— Begin —

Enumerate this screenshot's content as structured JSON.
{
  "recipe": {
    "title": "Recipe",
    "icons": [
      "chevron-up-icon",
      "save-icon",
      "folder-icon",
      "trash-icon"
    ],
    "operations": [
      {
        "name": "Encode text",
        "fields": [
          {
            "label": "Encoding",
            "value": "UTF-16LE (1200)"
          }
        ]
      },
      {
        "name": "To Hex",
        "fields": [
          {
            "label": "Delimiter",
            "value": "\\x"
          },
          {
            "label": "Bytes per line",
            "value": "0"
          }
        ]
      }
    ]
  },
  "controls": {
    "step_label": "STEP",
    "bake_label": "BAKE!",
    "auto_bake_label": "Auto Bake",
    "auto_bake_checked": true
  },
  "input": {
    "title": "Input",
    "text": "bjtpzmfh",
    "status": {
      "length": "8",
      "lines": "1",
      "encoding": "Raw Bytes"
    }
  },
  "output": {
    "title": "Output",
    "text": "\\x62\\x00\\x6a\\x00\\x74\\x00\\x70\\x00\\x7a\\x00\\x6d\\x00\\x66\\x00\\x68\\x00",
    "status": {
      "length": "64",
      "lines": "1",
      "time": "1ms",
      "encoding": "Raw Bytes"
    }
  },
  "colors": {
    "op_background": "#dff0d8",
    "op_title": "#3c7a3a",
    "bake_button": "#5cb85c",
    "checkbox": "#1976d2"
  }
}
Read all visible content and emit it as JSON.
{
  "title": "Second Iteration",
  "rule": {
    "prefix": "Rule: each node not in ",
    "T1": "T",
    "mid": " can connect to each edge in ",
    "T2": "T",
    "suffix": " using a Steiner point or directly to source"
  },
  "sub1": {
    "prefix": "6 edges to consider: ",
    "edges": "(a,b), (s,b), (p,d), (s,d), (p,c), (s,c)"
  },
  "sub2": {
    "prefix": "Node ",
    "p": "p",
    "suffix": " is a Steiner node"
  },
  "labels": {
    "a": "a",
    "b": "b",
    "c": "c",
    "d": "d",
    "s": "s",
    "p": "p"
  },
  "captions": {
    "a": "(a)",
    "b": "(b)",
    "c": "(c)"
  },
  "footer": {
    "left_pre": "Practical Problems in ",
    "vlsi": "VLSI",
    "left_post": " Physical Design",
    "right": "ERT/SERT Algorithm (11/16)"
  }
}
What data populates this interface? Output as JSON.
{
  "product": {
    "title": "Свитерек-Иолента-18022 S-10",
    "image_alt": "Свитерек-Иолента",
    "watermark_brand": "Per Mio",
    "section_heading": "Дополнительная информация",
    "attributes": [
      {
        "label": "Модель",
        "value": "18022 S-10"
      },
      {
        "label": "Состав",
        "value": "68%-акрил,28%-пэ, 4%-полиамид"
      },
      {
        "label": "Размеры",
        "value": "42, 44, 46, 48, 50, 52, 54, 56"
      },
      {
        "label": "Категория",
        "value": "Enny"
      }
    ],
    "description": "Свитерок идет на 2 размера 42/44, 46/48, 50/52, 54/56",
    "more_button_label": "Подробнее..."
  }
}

— End —

* JOB: Gather each line from the entries above that includes the word "value".

* SOLUTION FOR THIS PROBLEM:
            "value": "UTF-16LE (1200)"
            "value": "\\x"
            "value": "0"
        "value": "18022 S-10"
        "value": "68%-акрил,28%-пэ, 4%-полиамид"
        "value": "42, 44, 46, 48, 50, 52, 54, 56"
        "value": "Enny"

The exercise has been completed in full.